Request >>
Reproduce the listing word for word, leaving every picture behind.

Extracted information >>
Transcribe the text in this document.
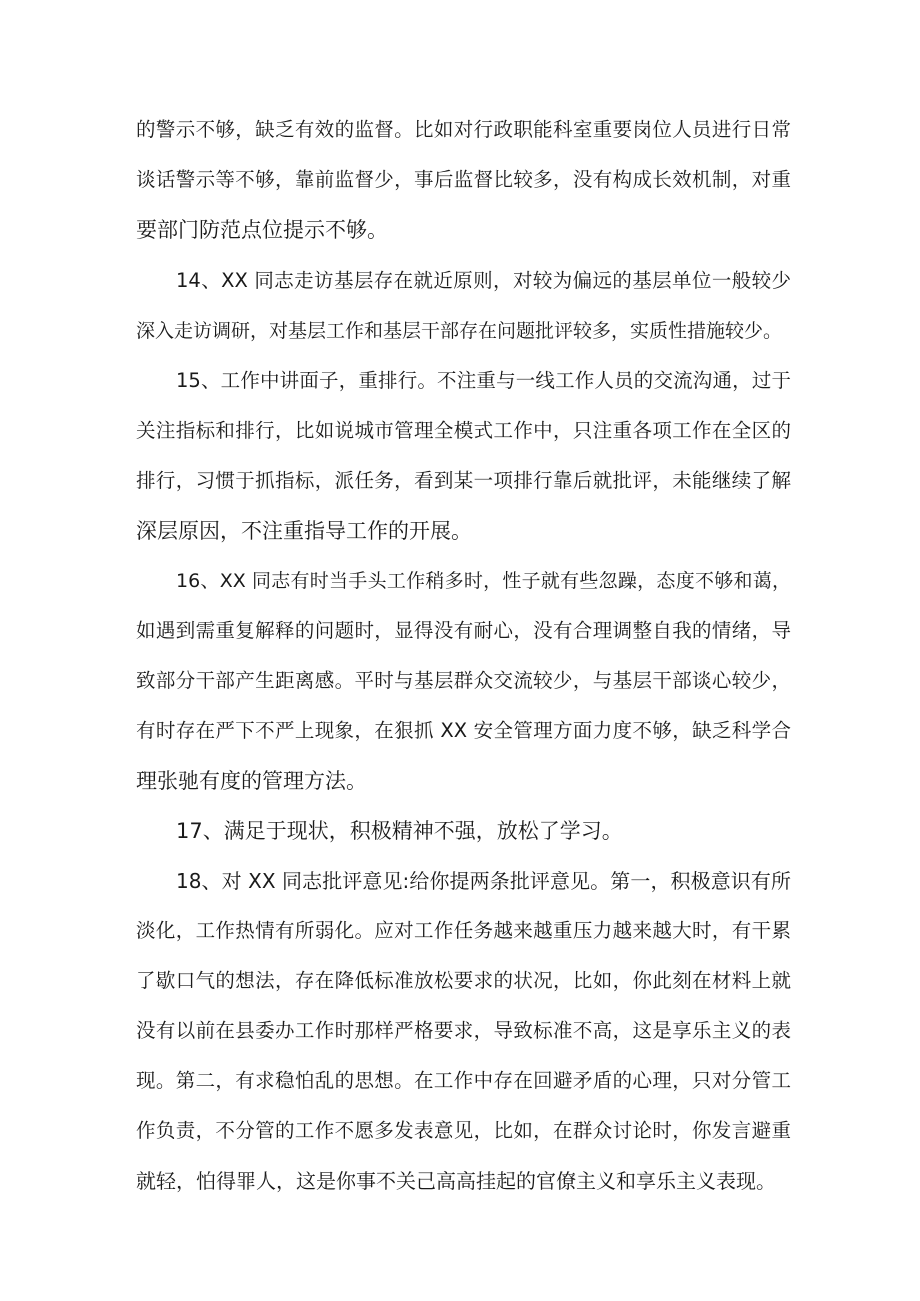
的警示不够，缺乏有效的监督。比如对行政职能科室重要岗位人员进行日常
谈话警示等不够，靠前监督少，事后监督比较多，没有构成长效机制，对重
要部门防范点位提示不够。
14、XX 同志走访基层存在就近原则，对较为偏远的基层单位一般较少
深入走访调研，对基层工作和基层干部存在问题批评较多，实质性措施较少。
15、工作中讲面子，重排行。不注重与一线工作人员的交流沟通，过于
关注指标和排行，比如说城市管理全模式工作中，只注重各项工作在全区的
排行，习惯于抓指标，派任务，看到某一项排行靠后就批评，未能继续了解
深层原因，不注重指导工作的开展。
16、XX 同志有时当手头工作稍多时，性子就有些忽躁，态度不够和蔼，
如遇到需重复解释的问题时，显得没有耐心，没有合理调整自我的情绪，导
致部分干部产生距离感。平时与基层群众交流较少，与基层干部谈心较少，
有时存在严下不严上现象，在狠抓 XX 安全管理方面力度不够，缺乏科学合
理张驰有度的管理方法。
17、满足于现状，积极精神不强，放松了学习。
18、对 XX 同志批评意见:给你提两条批评意见。第一，积极意识有所
淡化，工作热情有所弱化。应对工作任务越来越重压力越来越大时，有干累
了歇口气的想法，存在降低标准放松要求的状况，比如，你此刻在材料上就
没有以前在县委办工作时那样严格要求，导致标准不高，这是享乐主义的表
现。第二，有求稳怕乱的思想。在工作中存在回避矛盾的心理，只对分管工
作负责，不分管的工作不愿多发表意见，比如，在群众讨论时，你发言避重
就轻，怕得罪人，这是你事不关己高高挂起的官僚主义和享乐主义表现。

Reply >>
Transcribe the text in this document.
的警示不够，缺乏有效的监督。比如对行政职能科室重要岗位人员进行日常
谈话警示等不够，靠前监督少，事后监督比较多，没有构成长效机制，对重
要部门防范点位提示不够。
14、XX 同志走访基层存在就近原则，对较为偏远的基层单位一般较少
深入走访调研，对基层工作和基层干部存在问题批评较多，实质性措施较少。
15、工作中讲面子，重排行。不注重与一线工作人员的交流沟通，过于
关注指标和排行，比如说城市管理全模式工作中，只注重各项工作在全区的
排行，习惯于抓指标，派任务，看到某一项排行靠后就批评，未能继续了解
深层原因，不注重指导工作的开展。
16、XX 同志有时当手头工作稍多时，性子就有些忽躁，态度不够和蔼，
如遇到需重复解释的问题时，显得没有耐心，没有合理调整自我的情绪，导
致部分干部产生距离感。平时与基层群众交流较少，与基层干部谈心较少，
有时存在严下不严上现象，在狠抓 XX 安全管理方面力度不够，缺乏科学合
理张驰有度的管理方法。
17、满足于现状，积极精神不强，放松了学习。
18、对 XX 同志批评意见:给你提两条批评意见。第一，积极意识有所
淡化，工作热情有所弱化。应对工作任务越来越重压力越来越大时，有干累
了歇口气的想法，存在降低标准放松要求的状况，比如，你此刻在材料上就
没有以前在县委办工作时那样严格要求，导致标准不高，这是享乐主义的表
现。第二，有求稳怕乱的思想。在工作中存在回避矛盾的心理，只对分管工
作负责，不分管的工作不愿多发表意见，比如，在群众讨论时，你发言避重
就轻，怕得罪人，这是你事不关己高高挂起的官僚主义和享乐主义表现。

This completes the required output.